• Goal of the exercise
Would you set down every entry shown below, precisely as written?

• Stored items
· · · · ·
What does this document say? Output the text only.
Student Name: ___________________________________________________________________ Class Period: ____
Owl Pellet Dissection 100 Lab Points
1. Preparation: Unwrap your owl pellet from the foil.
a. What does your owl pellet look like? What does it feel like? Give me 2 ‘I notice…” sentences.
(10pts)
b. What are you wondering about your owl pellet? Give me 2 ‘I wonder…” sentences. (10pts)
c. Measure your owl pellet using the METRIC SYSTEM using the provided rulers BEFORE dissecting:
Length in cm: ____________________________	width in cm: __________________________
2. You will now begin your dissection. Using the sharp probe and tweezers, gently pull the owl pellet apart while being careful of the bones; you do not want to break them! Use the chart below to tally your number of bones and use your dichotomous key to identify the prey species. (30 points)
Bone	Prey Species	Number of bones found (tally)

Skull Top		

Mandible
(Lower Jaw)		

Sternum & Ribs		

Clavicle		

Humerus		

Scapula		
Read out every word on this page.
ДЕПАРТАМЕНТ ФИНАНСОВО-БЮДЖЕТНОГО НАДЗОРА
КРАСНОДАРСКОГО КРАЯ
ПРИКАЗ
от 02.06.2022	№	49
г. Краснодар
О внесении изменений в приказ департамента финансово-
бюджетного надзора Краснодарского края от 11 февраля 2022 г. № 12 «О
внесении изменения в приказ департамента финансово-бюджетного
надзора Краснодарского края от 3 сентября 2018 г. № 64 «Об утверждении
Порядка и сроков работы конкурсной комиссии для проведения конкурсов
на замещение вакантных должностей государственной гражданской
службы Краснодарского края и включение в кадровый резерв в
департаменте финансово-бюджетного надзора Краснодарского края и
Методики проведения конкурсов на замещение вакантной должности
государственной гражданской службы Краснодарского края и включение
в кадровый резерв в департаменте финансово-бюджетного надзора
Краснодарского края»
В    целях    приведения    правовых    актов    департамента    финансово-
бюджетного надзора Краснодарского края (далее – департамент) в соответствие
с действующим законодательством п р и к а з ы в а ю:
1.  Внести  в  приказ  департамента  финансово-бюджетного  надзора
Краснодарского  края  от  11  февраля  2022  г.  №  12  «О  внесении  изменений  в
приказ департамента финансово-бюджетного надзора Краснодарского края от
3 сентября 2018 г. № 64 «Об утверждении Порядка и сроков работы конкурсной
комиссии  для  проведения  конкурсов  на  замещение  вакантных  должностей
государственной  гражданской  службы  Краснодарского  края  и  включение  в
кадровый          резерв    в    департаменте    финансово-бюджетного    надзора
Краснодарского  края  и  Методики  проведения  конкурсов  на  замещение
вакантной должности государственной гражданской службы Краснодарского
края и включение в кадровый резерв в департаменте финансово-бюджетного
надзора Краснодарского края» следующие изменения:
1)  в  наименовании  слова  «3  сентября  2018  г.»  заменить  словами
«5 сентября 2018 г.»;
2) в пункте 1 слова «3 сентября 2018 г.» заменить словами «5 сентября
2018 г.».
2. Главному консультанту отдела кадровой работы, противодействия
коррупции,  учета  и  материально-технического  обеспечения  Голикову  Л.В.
· · · · ·
• Correct result
What does this document say? Output the text only.
Student Name: ___________________________________________________________________ Class Period: ____
Owl Pellet Dissection 100 Lab Points
1. Preparation: Unwrap your owl pellet from the foil.
a. What does your owl pellet look like? What does it feel like? Give me 2 ‘I notice…” sentences.
(10pts)
b. What are you wondering about your owl pellet? Give me 2 ‘I wonder…” sentences. (10pts)
c. Measure your owl pellet using the METRIC SYSTEM using the provided rulers BEFORE dissecting:
Length in cm: ____________________________	width in cm: __________________________
2. You will now begin your dissection. Using the sharp probe and tweezers, gently pull the owl pellet apart while being careful of the bones; you do not want to break them! Use the chart below to tally your number of bones and use your dichotomous key to identify the prey species. (30 points)
Bone	Prey Species	Number of bones found (tally)

Skull Top		

Mandible
(Lower Jaw)		

Sternum & Ribs		

Clavicle		

Humerus		

Scapula		
Read out every word on this page.
ДЕПАРТАМЕНТ ФИНАНСОВО-БЮДЖЕТНОГО НАДЗОРА
КРАСНОДАРСКОГО КРАЯ
ПРИКАЗ
от 02.06.2022	№	49
г. Краснодар
О внесении изменений в приказ департамента финансово-
бюджетного надзора Краснодарского края от 11 февраля 2022 г. № 12 «О
внесении изменения в приказ департамента финансово-бюджетного
надзора Краснодарского края от 3 сентября 2018 г. № 64 «Об утверждении
Порядка и сроков работы конкурсной комиссии для проведения конкурсов
на замещение вакантных должностей государственной гражданской
службы Краснодарского края и включение в кадровый резерв в
департаменте финансово-бюджетного надзора Краснодарского края и
Методики проведения конкурсов на замещение вакантной должности
государственной гражданской службы Краснодарского края и включение
в кадровый резерв в департаменте финансово-бюджетного надзора
Краснодарского края»
В    целях    приведения    правовых    актов    департамента    финансово-
бюджетного надзора Краснодарского края (далее – департамент) в соответствие
с действующим законодательством п р и к а з ы в а ю:
1.  Внести  в  приказ  департамента  финансово-бюджетного  надзора
Краснодарского  края  от  11  февраля  2022  г.  №  12  «О  внесении  изменений  в
приказ департамента финансово-бюджетного надзора Краснодарского края от
3 сентября 2018 г. № 64 «Об утверждении Порядка и сроков работы конкурсной
комиссии  для  проведения  конкурсов  на  замещение  вакантных  должностей
государственной  гражданской  службы  Краснодарского  края  и  включение  в
кадровый          резерв    в    департаменте    финансово-бюджетного    надзора
Краснодарского  края  и  Методики  проведения  конкурсов  на  замещение
вакантной должности государственной гражданской службы Краснодарского
края и включение в кадровый резерв в департаменте финансово-бюджетного
надзора Краснодарского края» следующие изменения:
1)  в  наименовании  слова  «3  сентября  2018  г.»  заменить  словами
«5 сентября 2018 г.»;
2) в пункте 1 слова «3 сентября 2018 г.» заменить словами «5 сентября
2018 г.».
2. Главному консультанту отдела кадровой работы, противодействия
коррупции,  учета  и  материально-технического  обеспечения  Голикову  Л.В.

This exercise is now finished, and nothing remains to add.